DATASET ENTRIES.
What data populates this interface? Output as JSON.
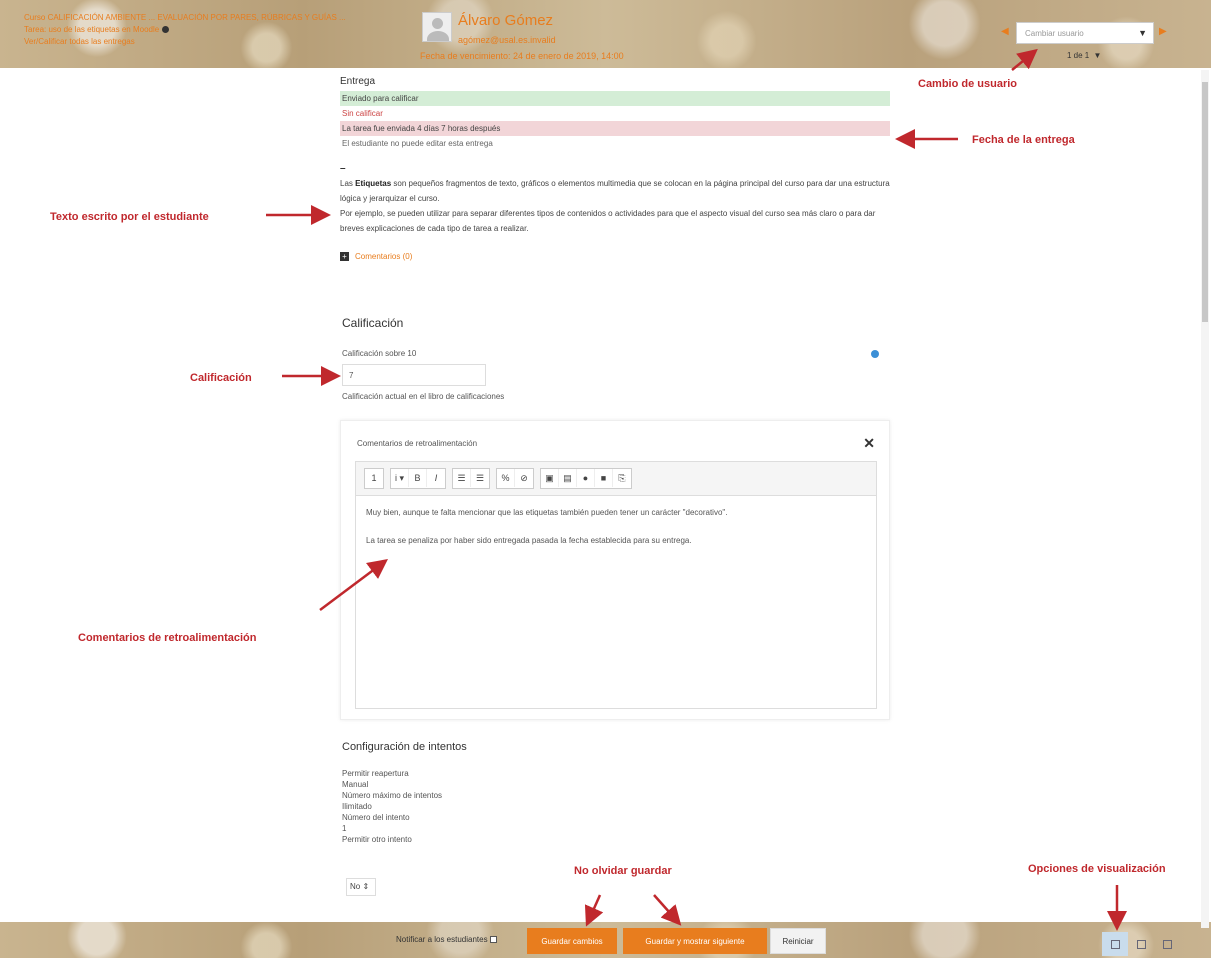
{
  "header": {
    "course_title": "Curso CALIFICACIÓN AMBIENTE ... EVALUACIÓN POR PARES, RÚBRICAS Y GUÍAS ...",
    "assignment_link": "Tarea: uso de las etiquetas en Moodle",
    "view_all_link": "Ver/Calificar todas las entregas",
    "student_name": "Álvaro Gómez",
    "student_email": "agómez@usal.es.invalid",
    "due_date": "Fecha de vencimiento: 24 de enero de 2019, 14:00",
    "user_select_placeholder": "Cambiar usuario",
    "pager": "1 de 1"
  },
  "submission": {
    "label": "Entrega",
    "status_submitted": "Enviado para calificar",
    "status_grading": "Sin calificar",
    "status_late": "La tarea fue enviada 4 días 7 horas después",
    "status_edit": "El estudiante no puede editar esta entrega",
    "dash": "–",
    "text_intro": "Las",
    "text_bold": "Etiquetas",
    "text_rest": "son pequeños fragmentos de texto, gráficos o elementos multimedia que se colocan en la página principal del curso para dar una estructura lógica y jerarquizar el curso.",
    "text_p2": "Por ejemplo, se pueden utilizar para separar diferentes tipos de contenidos o actividades para que el aspecto visual del curso sea más claro o para dar breves explicaciones de cada tipo de tarea a realizar.",
    "comments_link": "Comentarios (0)"
  },
  "grade": {
    "heading": "Calificación",
    "out_of": "Calificación sobre 10",
    "value": "7",
    "gradebook_label": "Calificación actual en el libro de calificaciones"
  },
  "feedback": {
    "title": "Comentarios de retroalimentación",
    "toolbar": [
      "1",
      "i ▾",
      "B",
      "I",
      "☰",
      "☰",
      "%",
      "⊘",
      "▣",
      "▤",
      "●",
      "■",
      "⎘"
    ],
    "p1": "Muy bien, aunque te falta mencionar que las etiquetas también pueden tener un carácter \"decorativo\".",
    "p2": "La tarea se penaliza por haber sido entregada pasada la fecha establecida para su entrega."
  },
  "attempts": {
    "heading": "Configuración de intentos",
    "items": [
      "Permitir reapertura",
      "Manual",
      "Número máximo de intentos",
      "Ilimitado",
      "Número del intento",
      "1",
      "Permitir otro intento"
    ],
    "select_value": "No"
  },
  "footer": {
    "notify_label": "Notificar a los estudiantes",
    "save_label": "Guardar cambios",
    "save_next_label": "Guardar y mostrar siguiente",
    "reset_label": "Reiniciar"
  },
  "annotations": {
    "user_change": "Cambio de usuario",
    "submission_date": "Fecha de la entrega",
    "student_text": "Texto escrito por el estudiante",
    "grade": "Calificación",
    "feedback": "Comentarios de retroalimentación",
    "save": "No olvidar guardar",
    "view_options": "Opciones de visualización"
  },
  "colors": {
    "accent": "#e87d1e",
    "annotation": "#c0282d",
    "status_green": "#d4edd6",
    "status_red": "#f2d5d8"
  },
  "icons": [
    "info-icon",
    "avatar-icon",
    "prev-user-icon",
    "next-user-icon",
    "filter-icon",
    "plus-icon",
    "help-icon",
    "close-icon",
    "collapse-view-icon",
    "default-view-icon",
    "expand-view-icon"
  ]
}
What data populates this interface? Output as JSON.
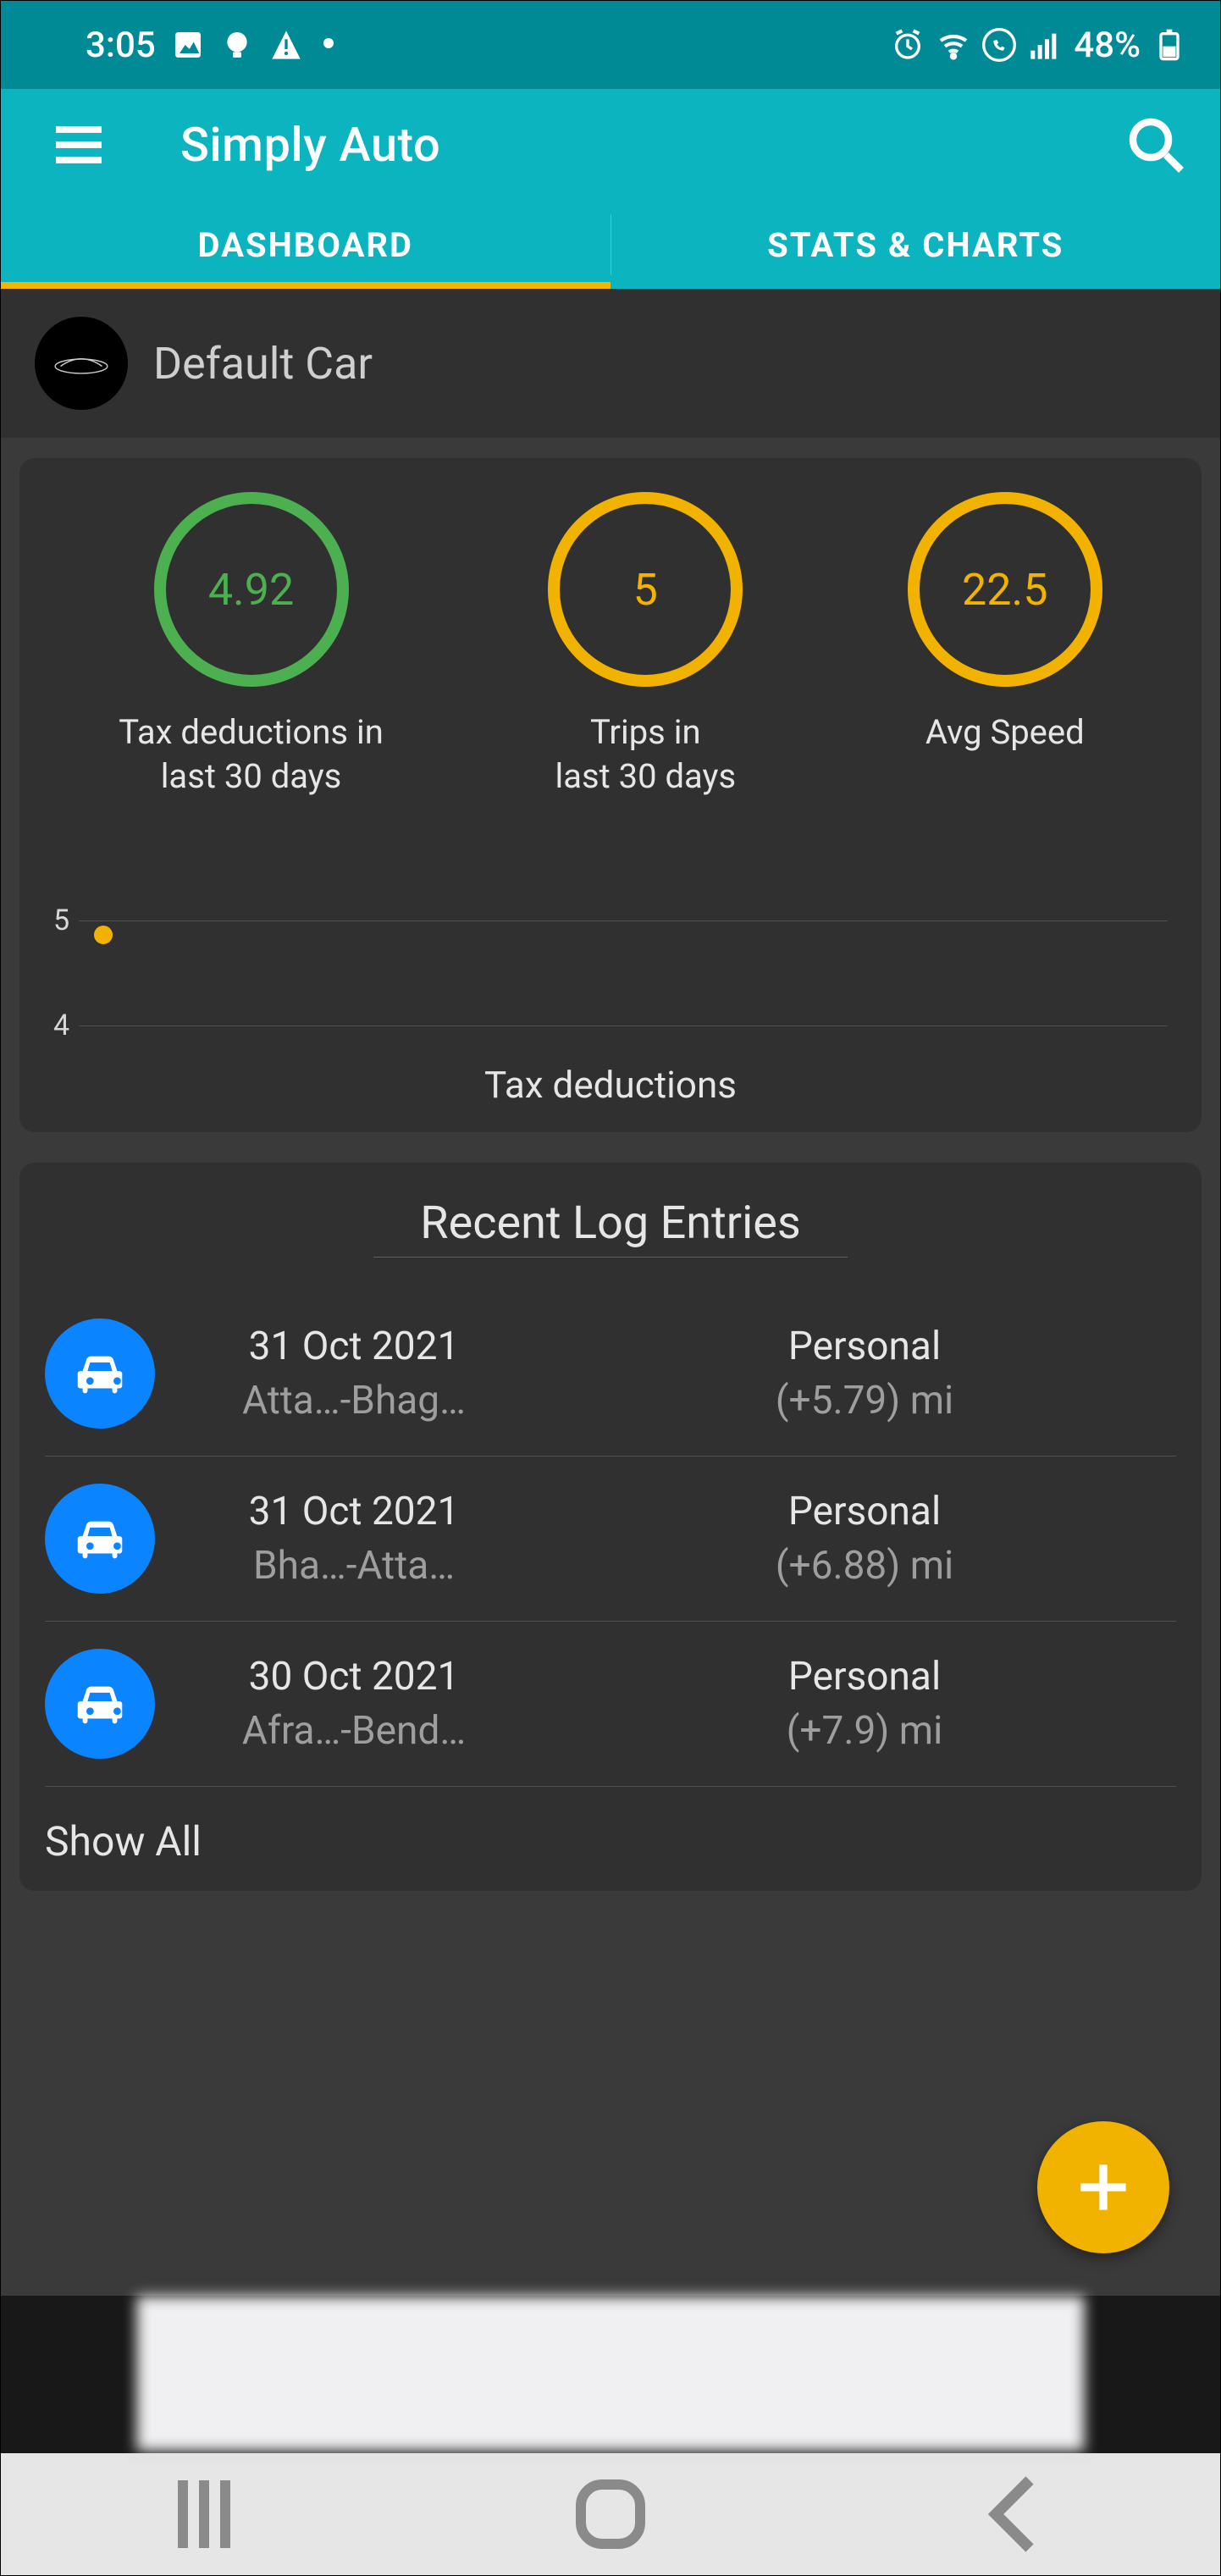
{
  "status_bar": {
    "time": "3:05",
    "battery_percent": "48%"
  },
  "app": {
    "title": "Simply Auto",
    "tabs": {
      "dashboard": "DASHBOARD",
      "stats": "STATS & CHARTS"
    }
  },
  "vehicle": {
    "name": "Default Car"
  },
  "stats": [
    {
      "value": "4.92",
      "label": "Tax deductions in\nlast 30 days"
    },
    {
      "value": "5",
      "label": "Trips in\nlast 30 days"
    },
    {
      "value": "22.5",
      "label": "Avg Speed"
    }
  ],
  "chart_data": {
    "type": "line",
    "title": "Tax deductions",
    "ylabel": "",
    "xlabel": "",
    "ylim": [
      4,
      5
    ],
    "y_ticks": [
      "5",
      "4"
    ],
    "series": [
      {
        "name": "Tax deductions",
        "x": [
          1
        ],
        "values": [
          4.92
        ]
      }
    ]
  },
  "chart": {
    "y5": "5",
    "y4": "4",
    "caption": "Tax deductions"
  },
  "log": {
    "title": "Recent Log Entries",
    "show_all": "Show All",
    "entries": [
      {
        "date": "31 Oct 2021",
        "route": "Atta…-Bhag…",
        "type": "Personal",
        "distance": "(+5.79) mi"
      },
      {
        "date": "31 Oct 2021",
        "route": "Bha…-Atta…",
        "type": "Personal",
        "distance": "(+6.88) mi"
      },
      {
        "date": "30 Oct 2021",
        "route": "Afra…-Bend…",
        "type": "Personal",
        "distance": "(+7.9) mi"
      }
    ]
  }
}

EXERCISE BRIEF.
Quote every record above exactly, leaving out any pictures.

THE REPLY.
What data populates this interface? Output as JSON.
{
  "header": {
    "course_title": "Curso CALIFICACIÓN AMBIENTE ... EVALUACIÓN POR PARES, RÚBRICAS Y GUÍAS ...",
    "assignment_link": "Tarea: uso de las etiquetas en Moodle",
    "view_all_link": "Ver/Calificar todas las entregas",
    "student_name": "Álvaro Gómez",
    "student_email": "agómez@usal.es.invalid",
    "due_date": "Fecha de vencimiento: 24 de enero de 2019, 14:00",
    "user_select_placeholder": "Cambiar usuario",
    "pager": "1 de 1"
  },
  "submission": {
    "label": "Entrega",
    "status_submitted": "Enviado para calificar",
    "status_grading": "Sin calificar",
    "status_late": "La tarea fue enviada 4 días 7 horas después",
    "status_edit": "El estudiante no puede editar esta entrega",
    "dash": "–",
    "text_intro": "Las",
    "text_bold": "Etiquetas",
    "text_rest": "son pequeños fragmentos de texto, gráficos o elementos multimedia que se colocan en la página principal del curso para dar una estructura lógica y jerarquizar el curso.",
    "text_p2": "Por ejemplo, se pueden utilizar para separar diferentes tipos de contenidos o actividades para que el aspecto visual del curso sea más claro o para dar breves explicaciones de cada tipo de tarea a realizar.",
    "comments_link": "Comentarios (0)"
  },
  "grade": {
    "heading": "Calificación",
    "out_of": "Calificación sobre 10",
    "value": "7",
    "gradebook_label": "Calificación actual en el libro de calificaciones"
  },
  "feedback": {
    "title": "Comentarios de retroalimentación",
    "toolbar": [
      "1",
      "i ▾",
      "B",
      "I",
      "☰",
      "☰",
      "%",
      "⊘",
      "▣",
      "▤",
      "●",
      "■",
      "⎘"
    ],
    "p1": "Muy bien, aunque te falta mencionar que las etiquetas también pueden tener un carácter \"decorativo\".",
    "p2": "La tarea se penaliza por haber sido entregada pasada la fecha establecida para su entrega."
  },
  "attempts": {
    "heading": "Configuración de intentos",
    "items": [
      "Permitir reapertura",
      "Manual",
      "Número máximo de intentos",
      "Ilimitado",
      "Número del intento",
      "1",
      "Permitir otro intento"
    ],
    "select_value": "No"
  },
  "footer": {
    "notify_label": "Notificar a los estudiantes",
    "save_label": "Guardar cambios",
    "save_next_label": "Guardar y mostrar siguiente",
    "reset_label": "Reiniciar"
  },
  "annotations": {
    "user_change": "Cambio de usuario",
    "submission_date": "Fecha de la entrega",
    "student_text": "Texto escrito por el estudiante",
    "grade": "Calificación",
    "feedback": "Comentarios de retroalimentación",
    "save": "No olvidar guardar",
    "view_options": "Opciones de visualización"
  },
  "colors": {
    "accent": "#e87d1e",
    "annotation": "#c0282d",
    "status_green": "#d4edd6",
    "status_red": "#f2d5d8"
  },
  "icons": [
    "info-icon",
    "avatar-icon",
    "prev-user-icon",
    "next-user-icon",
    "filter-icon",
    "plus-icon",
    "help-icon",
    "close-icon",
    "collapse-view-icon",
    "default-view-icon",
    "expand-view-icon"
  ]
}
What data populates this interface? Output as JSON.
{
  "status_bar": {
    "time": "3:05",
    "battery_percent": "48%"
  },
  "app": {
    "title": "Simply Auto",
    "tabs": {
      "dashboard": "DASHBOARD",
      "stats": "STATS & CHARTS"
    }
  },
  "vehicle": {
    "name": "Default Car"
  },
  "stats": [
    {
      "value": "4.92",
      "label": "Tax deductions in\nlast 30 days"
    },
    {
      "value": "5",
      "label": "Trips in\nlast 30 days"
    },
    {
      "value": "22.5",
      "label": "Avg Speed"
    }
  ],
  "chart_data": {
    "type": "line",
    "title": "Tax deductions",
    "ylabel": "",
    "xlabel": "",
    "ylim": [
      4,
      5
    ],
    "y_ticks": [
      "5",
      "4"
    ],
    "series": [
      {
        "name": "Tax deductions",
        "x": [
          1
        ],
        "values": [
          4.92
        ]
      }
    ]
  },
  "chart": {
    "y5": "5",
    "y4": "4",
    "caption": "Tax deductions"
  },
  "log": {
    "title": "Recent Log Entries",
    "show_all": "Show All",
    "entries": [
      {
        "date": "31 Oct 2021",
        "route": "Atta…-Bhag…",
        "type": "Personal",
        "distance": "(+5.79) mi"
      },
      {
        "date": "31 Oct 2021",
        "route": "Bha…-Atta…",
        "type": "Personal",
        "distance": "(+6.88) mi"
      },
      {
        "date": "30 Oct 2021",
        "route": "Afra…-Bend…",
        "type": "Personal",
        "distance": "(+7.9) mi"
      }
    ]
  }
}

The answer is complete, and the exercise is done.